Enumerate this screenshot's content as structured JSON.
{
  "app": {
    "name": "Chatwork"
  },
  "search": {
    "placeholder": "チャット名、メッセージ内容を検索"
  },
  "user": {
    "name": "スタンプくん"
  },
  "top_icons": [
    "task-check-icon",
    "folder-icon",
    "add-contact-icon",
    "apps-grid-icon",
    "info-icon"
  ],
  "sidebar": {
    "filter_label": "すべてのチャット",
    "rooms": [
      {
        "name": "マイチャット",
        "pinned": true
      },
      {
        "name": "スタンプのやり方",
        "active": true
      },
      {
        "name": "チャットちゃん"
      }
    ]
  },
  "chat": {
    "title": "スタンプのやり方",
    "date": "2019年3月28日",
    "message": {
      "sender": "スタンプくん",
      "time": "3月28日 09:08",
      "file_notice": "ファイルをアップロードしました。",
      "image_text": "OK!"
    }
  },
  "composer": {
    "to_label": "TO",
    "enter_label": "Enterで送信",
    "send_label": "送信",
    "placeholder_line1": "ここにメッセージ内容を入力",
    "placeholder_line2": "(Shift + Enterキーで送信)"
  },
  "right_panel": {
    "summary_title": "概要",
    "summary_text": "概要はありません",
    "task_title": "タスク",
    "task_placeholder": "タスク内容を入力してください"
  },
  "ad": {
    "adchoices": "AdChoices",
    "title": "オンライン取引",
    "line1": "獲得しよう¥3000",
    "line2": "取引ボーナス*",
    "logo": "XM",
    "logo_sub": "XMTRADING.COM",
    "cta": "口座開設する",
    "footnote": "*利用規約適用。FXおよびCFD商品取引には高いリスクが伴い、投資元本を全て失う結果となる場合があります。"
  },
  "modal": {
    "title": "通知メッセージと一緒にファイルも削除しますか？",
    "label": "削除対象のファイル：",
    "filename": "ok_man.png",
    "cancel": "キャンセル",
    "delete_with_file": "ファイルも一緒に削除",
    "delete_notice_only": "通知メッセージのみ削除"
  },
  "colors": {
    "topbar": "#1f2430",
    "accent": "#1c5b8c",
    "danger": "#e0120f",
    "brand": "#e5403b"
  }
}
------------------------------
- WRITTEN REQUEST -
Your task is to quote all of the data word for word.

- TASK OUTPUT -
Enumerate this screenshot's content as structured JSON.
{
  "app": {
    "name": "Chatwork"
  },
  "search": {
    "placeholder": "チャット名、メッセージ内容を検索"
  },
  "user": {
    "name": "スタンプくん"
  },
  "top_icons": [
    "task-check-icon",
    "folder-icon",
    "add-contact-icon",
    "apps-grid-icon",
    "info-icon"
  ],
  "sidebar": {
    "filter_label": "すべてのチャット",
    "rooms": [
      {
        "name": "マイチャット",
        "pinned": true
      },
      {
        "name": "スタンプのやり方",
        "active": true
      },
      {
        "name": "チャットちゃん"
      }
    ]
  },
  "chat": {
    "title": "スタンプのやり方",
    "date": "2019年3月28日",
    "message": {
      "sender": "スタンプくん",
      "time": "3月28日 09:08",
      "file_notice": "ファイルをアップロードしました。",
      "image_text": "OK!"
    }
  },
  "composer": {
    "to_label": "TO",
    "enter_label": "Enterで送信",
    "send_label": "送信",
    "placeholder_line1": "ここにメッセージ内容を入力",
    "placeholder_line2": "(Shift + Enterキーで送信)"
  },
  "right_panel": {
    "summary_title": "概要",
    "summary_text": "概要はありません",
    "task_title": "タスク",
    "task_placeholder": "タスク内容を入力してください"
  },
  "ad": {
    "adchoices": "AdChoices",
    "title": "オンライン取引",
    "line1": "獲得しよう¥3000",
    "line2": "取引ボーナス*",
    "logo": "XM",
    "logo_sub": "XMTRADING.COM",
    "cta": "口座開設する",
    "footnote": "*利用規約適用。FXおよびCFD商品取引には高いリスクが伴い、投資元本を全て失う結果となる場合があります。"
  },
  "modal": {
    "title": "通知メッセージと一緒にファイルも削除しますか？",
    "label": "削除対象のファイル：",
    "filename": "ok_man.png",
    "cancel": "キャンセル",
    "delete_with_file": "ファイルも一緒に削除",
    "delete_notice_only": "通知メッセージのみ削除"
  },
  "colors": {
    "topbar": "#1f2430",
    "accent": "#1c5b8c",
    "danger": "#e0120f",
    "brand": "#e5403b"
  }
}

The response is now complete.